Retype the whole listing below, character for character.
------ Source material ------
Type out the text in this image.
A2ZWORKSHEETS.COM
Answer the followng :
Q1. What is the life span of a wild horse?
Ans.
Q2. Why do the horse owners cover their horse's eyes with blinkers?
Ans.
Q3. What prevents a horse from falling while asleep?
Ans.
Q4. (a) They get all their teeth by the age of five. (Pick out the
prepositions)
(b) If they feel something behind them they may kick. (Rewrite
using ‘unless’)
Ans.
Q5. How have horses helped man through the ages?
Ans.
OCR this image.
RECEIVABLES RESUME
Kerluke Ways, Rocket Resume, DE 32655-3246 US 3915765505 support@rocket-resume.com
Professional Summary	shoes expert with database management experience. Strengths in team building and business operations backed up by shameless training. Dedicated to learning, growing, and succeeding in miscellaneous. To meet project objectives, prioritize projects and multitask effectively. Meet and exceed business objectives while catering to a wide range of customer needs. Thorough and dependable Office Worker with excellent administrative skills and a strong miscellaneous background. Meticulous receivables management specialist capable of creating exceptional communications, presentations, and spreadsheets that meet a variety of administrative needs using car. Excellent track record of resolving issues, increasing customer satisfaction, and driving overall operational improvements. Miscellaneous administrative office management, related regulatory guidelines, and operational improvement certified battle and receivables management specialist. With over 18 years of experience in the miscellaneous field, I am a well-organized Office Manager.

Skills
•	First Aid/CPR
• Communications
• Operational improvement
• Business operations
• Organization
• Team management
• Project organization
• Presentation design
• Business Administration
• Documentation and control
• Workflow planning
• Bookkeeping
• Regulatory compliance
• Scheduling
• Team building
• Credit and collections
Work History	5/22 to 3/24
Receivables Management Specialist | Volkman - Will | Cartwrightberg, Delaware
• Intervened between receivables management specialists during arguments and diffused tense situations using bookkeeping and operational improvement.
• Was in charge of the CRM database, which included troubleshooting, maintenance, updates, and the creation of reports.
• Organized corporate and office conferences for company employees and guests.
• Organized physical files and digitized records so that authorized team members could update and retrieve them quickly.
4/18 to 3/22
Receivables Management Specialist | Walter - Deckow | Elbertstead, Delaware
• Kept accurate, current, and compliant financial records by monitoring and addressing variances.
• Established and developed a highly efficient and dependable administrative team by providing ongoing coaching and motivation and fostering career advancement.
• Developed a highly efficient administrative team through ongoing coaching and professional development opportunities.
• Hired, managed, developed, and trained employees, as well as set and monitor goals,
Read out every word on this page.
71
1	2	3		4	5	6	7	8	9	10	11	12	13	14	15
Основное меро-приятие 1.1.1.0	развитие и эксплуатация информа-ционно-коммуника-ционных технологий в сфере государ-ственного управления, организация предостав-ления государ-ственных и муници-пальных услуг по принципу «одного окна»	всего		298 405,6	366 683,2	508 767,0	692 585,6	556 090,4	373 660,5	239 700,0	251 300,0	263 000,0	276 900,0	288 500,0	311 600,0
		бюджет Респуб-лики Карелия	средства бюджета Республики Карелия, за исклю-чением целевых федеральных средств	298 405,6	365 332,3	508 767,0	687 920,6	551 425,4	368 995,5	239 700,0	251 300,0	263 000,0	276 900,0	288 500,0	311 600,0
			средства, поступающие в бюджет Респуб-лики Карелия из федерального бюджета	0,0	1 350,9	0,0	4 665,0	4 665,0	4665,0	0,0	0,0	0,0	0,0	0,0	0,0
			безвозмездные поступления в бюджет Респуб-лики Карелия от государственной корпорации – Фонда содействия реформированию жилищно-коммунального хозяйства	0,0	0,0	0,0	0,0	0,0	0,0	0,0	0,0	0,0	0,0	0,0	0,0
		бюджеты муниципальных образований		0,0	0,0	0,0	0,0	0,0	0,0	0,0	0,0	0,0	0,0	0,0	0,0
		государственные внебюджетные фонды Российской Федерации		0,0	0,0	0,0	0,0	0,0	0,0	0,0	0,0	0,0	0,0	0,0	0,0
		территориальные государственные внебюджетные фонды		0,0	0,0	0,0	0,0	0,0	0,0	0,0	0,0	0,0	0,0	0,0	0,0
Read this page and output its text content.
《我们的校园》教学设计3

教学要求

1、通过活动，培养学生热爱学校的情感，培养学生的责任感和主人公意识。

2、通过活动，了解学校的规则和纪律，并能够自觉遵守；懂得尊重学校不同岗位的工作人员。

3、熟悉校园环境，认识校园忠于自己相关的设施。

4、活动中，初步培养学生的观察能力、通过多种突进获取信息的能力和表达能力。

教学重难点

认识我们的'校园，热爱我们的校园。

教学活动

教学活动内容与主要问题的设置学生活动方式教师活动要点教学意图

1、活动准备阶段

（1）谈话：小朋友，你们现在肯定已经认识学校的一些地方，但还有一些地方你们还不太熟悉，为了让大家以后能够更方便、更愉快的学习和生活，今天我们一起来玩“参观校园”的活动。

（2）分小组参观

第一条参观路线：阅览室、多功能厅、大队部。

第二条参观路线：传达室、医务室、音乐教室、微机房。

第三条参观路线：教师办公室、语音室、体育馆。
------
> [Correct result]:
Type out the text in this image.
A2ZWORKSHEETS.COM
Answer the followng :
Q1. What is the life span of a wild horse?
Ans.
Q2. Why do the horse owners cover their horse's eyes with blinkers?
Ans.
Q3. What prevents a horse from falling while asleep?
Ans.
Q4. (a) They get all their teeth by the age of five. (Pick out the
prepositions)
(b) If they feel something behind them they may kick. (Rewrite
using ‘unless’)
Ans.
Q5. How have horses helped man through the ages?
Ans.
OCR this image.
RECEIVABLES RESUME
Kerluke Ways, Rocket Resume, DE 32655-3246 US 3915765505 support@rocket-resume.com
Professional Summary	shoes expert with database management experience. Strengths in team building and business operations backed up by shameless training. Dedicated to learning, growing, and succeeding in miscellaneous. To meet project objectives, prioritize projects and multitask effectively. Meet and exceed business objectives while catering to a wide range of customer needs. Thorough and dependable Office Worker with excellent administrative skills and a strong miscellaneous background. Meticulous receivables management specialist capable of creating exceptional communications, presentations, and spreadsheets that meet a variety of administrative needs using car. Excellent track record of resolving issues, increasing customer satisfaction, and driving overall operational improvements. Miscellaneous administrative office management, related regulatory guidelines, and operational improvement certified battle and receivables management specialist. With over 18 years of experience in the miscellaneous field, I am a well-organized Office Manager.

Skills
•	First Aid/CPR
• Communications
• Operational improvement
• Business operations
• Organization
• Team management
• Project organization
• Presentation design
• Business Administration
• Documentation and control
• Workflow planning
• Bookkeeping
• Regulatory compliance
• Scheduling
• Team building
• Credit and collections
Work History	5/22 to 3/24
Receivables Management Specialist | Volkman - Will | Cartwrightberg, Delaware
• Intervened between receivables management specialists during arguments and diffused tense situations using bookkeeping and operational improvement.
• Was in charge of the CRM database, which included troubleshooting, maintenance, updates, and the creation of reports.
• Organized corporate and office conferences for company employees and guests.
• Organized physical files and digitized records so that authorized team members could update and retrieve them quickly.
4/18 to 3/22
Receivables Management Specialist | Walter - Deckow | Elbertstead, Delaware
• Kept accurate, current, and compliant financial records by monitoring and addressing variances.
• Established and developed a highly efficient and dependable administrative team by providing ongoing coaching and motivation and fostering career advancement.
• Developed a highly efficient administrative team through ongoing coaching and professional development opportunities.
• Hired, managed, developed, and trained employees, as well as set and monitor goals,
Read out every word on this page.
71
1	2	3		4	5	6	7	8	9	10	11	12	13	14	15
Основное меро-приятие 1.1.1.0	развитие и эксплуатация информа-ционно-коммуника-ционных технологий в сфере государ-ственного управления, организация предостав-ления государ-ственных и муници-пальных услуг по принципу «одного окна»	всего		298 405,6	366 683,2	508 767,0	692 585,6	556 090,4	373 660,5	239 700,0	251 300,0	263 000,0	276 900,0	288 500,0	311 600,0
		бюджет Респуб-лики Карелия	средства бюджета Республики Карелия, за исклю-чением целевых федеральных средств	298 405,6	365 332,3	508 767,0	687 920,6	551 425,4	368 995,5	239 700,0	251 300,0	263 000,0	276 900,0	288 500,0	311 600,0
			средства, поступающие в бюджет Респуб-лики Карелия из федерального бюджета	0,0	1 350,9	0,0	4 665,0	4 665,0	4665,0	0,0	0,0	0,0	0,0	0,0	0,0
			безвозмездные поступления в бюджет Респуб-лики Карелия от государственной корпорации – Фонда содействия реформированию жилищно-коммунального хозяйства	0,0	0,0	0,0	0,0	0,0	0,0	0,0	0,0	0,0	0,0	0,0	0,0
		бюджеты муниципальных образований		0,0	0,0	0,0	0,0	0,0	0,0	0,0	0,0	0,0	0,0	0,0	0,0
		государственные внебюджетные фонды Российской Федерации		0,0	0,0	0,0	0,0	0,0	0,0	0,0	0,0	0,0	0,0	0,0	0,0
		территориальные государственные внебюджетные фонды		0,0	0,0	0,0	0,0	0,0	0,0	0,0	0,0	0,0	0,0	0,0	0,0
Read this page and output its text content.
《我们的校园》教学设计3

教学要求

1、通过活动，培养学生热爱学校的情感，培养学生的责任感和主人公意识。

2、通过活动，了解学校的规则和纪律，并能够自觉遵守；懂得尊重学校不同岗位的工作人员。

3、熟悉校园环境，认识校园忠于自己相关的设施。

4、活动中，初步培养学生的观察能力、通过多种突进获取信息的能力和表达能力。

教学重难点

认识我们的'校园，热爱我们的校园。

教学活动

教学活动内容与主要问题的设置学生活动方式教师活动要点教学意图

1、活动准备阶段

（1）谈话：小朋友，你们现在肯定已经认识学校的一些地方，但还有一些地方你们还不太熟悉，为了让大家以后能够更方便、更愉快的学习和生活，今天我们一起来玩“参观校园”的活动。

（2）分小组参观

第一条参观路线：阅览室、多功能厅、大队部。

第二条参观路线：传达室、医务室、音乐教室、微机房。

第三条参观路线：教师办公室、语音室、体育馆。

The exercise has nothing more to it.